TASK INPUT:
** BEGIN **

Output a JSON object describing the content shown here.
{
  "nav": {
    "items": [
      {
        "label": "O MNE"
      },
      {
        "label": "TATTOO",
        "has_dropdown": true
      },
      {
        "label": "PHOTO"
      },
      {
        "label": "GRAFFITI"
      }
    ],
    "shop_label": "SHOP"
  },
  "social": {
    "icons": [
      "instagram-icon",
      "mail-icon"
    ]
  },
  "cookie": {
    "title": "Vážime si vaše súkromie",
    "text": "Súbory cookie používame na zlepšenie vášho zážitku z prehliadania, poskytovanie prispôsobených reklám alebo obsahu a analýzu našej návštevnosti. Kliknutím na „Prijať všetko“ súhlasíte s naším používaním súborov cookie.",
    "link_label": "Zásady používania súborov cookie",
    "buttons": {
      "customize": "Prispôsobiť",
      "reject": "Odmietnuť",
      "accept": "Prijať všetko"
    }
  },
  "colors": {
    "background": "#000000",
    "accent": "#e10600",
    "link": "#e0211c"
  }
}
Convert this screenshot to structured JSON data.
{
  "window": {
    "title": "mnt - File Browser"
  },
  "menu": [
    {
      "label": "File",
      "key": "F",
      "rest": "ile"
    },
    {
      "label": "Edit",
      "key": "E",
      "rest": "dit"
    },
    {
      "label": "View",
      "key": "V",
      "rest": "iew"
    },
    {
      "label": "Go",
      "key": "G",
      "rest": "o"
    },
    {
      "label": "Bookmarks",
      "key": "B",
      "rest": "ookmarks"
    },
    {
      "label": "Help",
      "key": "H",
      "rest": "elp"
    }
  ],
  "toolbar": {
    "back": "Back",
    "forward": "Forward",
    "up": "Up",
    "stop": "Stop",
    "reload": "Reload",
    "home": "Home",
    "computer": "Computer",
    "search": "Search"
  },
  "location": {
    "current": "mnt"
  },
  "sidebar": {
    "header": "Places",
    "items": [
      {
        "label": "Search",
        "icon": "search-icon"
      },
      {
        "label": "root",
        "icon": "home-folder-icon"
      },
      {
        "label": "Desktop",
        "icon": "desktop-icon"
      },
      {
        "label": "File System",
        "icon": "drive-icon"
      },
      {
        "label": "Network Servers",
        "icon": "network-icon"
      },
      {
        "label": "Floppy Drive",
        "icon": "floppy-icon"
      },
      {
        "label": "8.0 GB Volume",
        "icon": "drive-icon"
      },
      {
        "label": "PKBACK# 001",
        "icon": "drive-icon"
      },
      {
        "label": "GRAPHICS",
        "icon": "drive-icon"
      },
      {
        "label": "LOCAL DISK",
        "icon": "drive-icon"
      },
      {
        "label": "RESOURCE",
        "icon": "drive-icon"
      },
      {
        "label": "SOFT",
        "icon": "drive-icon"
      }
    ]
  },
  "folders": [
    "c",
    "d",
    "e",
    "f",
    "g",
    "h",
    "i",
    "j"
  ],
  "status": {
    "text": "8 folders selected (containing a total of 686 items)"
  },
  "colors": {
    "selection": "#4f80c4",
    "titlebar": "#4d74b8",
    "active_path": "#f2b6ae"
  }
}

** END **

GIVEN EXERCISE: Copy the lines from the entries above in which the word "text" appears.

COMPLETED EXERCISE:
    "text": "Súbory cookie používame na zlepšenie vášho zážitku z prehliadania, poskytovanie prispôsobených reklám alebo obsahu a analýzu našej návštevnosti. Kliknutím na „Prijať všetko“ súhlasíte s naším používaním súborov cookie.",
    "text": "8 folders selected (containing a total of 686 items)"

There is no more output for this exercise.